(Excerpt from a dataset)
'''
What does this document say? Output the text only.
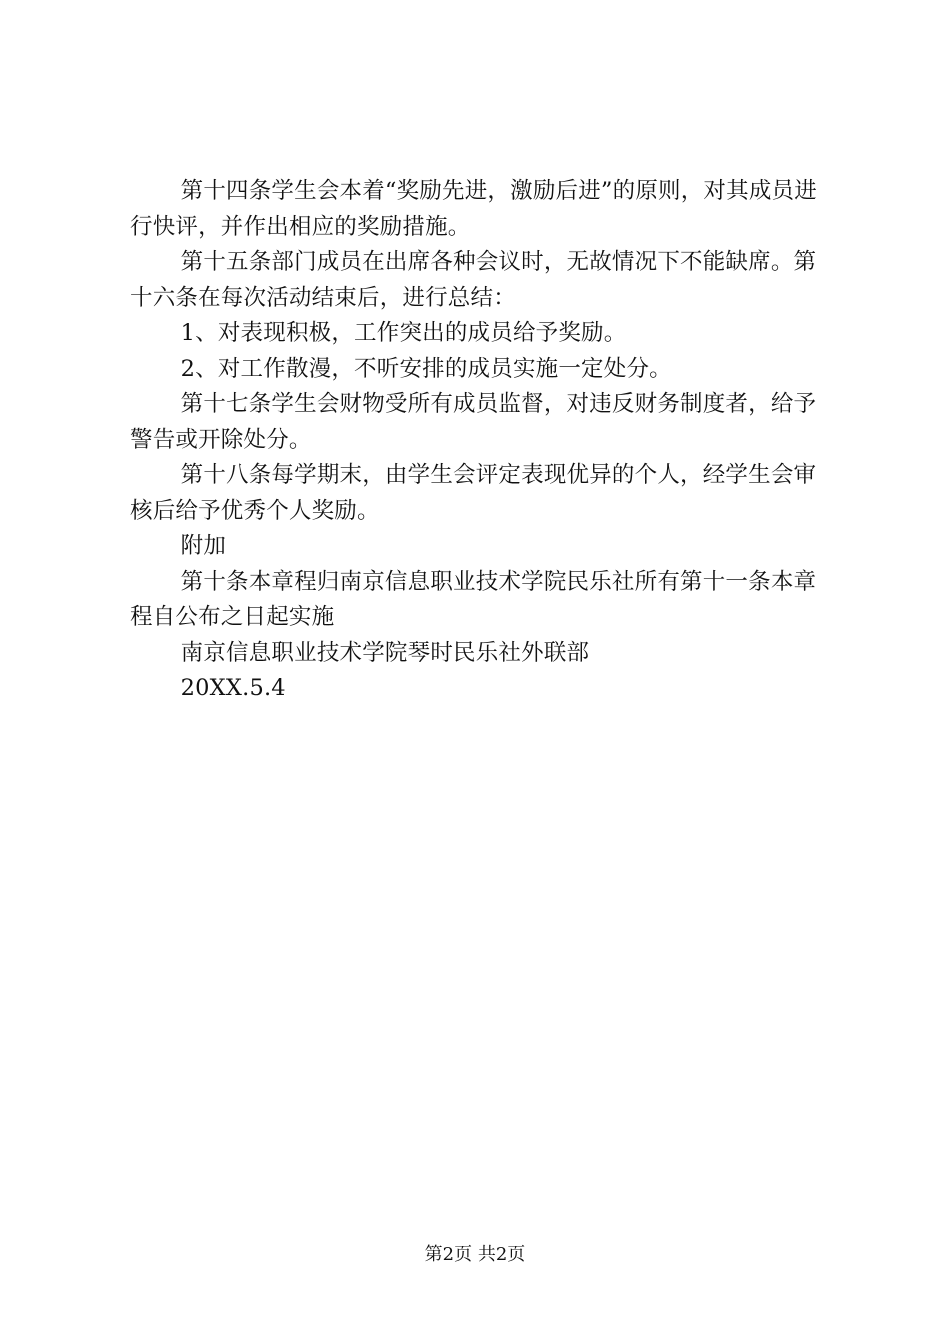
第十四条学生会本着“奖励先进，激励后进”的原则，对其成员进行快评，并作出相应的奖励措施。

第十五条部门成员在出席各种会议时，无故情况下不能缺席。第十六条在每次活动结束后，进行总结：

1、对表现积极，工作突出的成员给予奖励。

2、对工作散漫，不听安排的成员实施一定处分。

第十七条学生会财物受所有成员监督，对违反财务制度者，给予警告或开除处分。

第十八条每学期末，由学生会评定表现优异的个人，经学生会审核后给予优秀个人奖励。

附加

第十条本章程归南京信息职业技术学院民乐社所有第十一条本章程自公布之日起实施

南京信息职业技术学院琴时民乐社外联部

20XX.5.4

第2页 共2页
'''
GOAL OF THE EXERCISE: Omit any images, then output the listing exactly.

TASK RESULT:
What does this document say? Output the text only.
第十四条学生会本着“奖励先进，激励后进”的原则，对其成员进行快评，并作出相应的奖励措施。

第十五条部门成员在出席各种会议时，无故情况下不能缺席。第十六条在每次活动结束后，进行总结：

1、对表现积极，工作突出的成员给予奖励。

2、对工作散漫，不听安排的成员实施一定处分。

第十七条学生会财物受所有成员监督，对违反财务制度者，给予警告或开除处分。

第十八条每学期末，由学生会评定表现优异的个人，经学生会审核后给予优秀个人奖励。

附加

第十条本章程归南京信息职业技术学院民乐社所有第十一条本章程自公布之日起实施

南京信息职业技术学院琴时民乐社外联部

20XX.5.4

第2页 共2页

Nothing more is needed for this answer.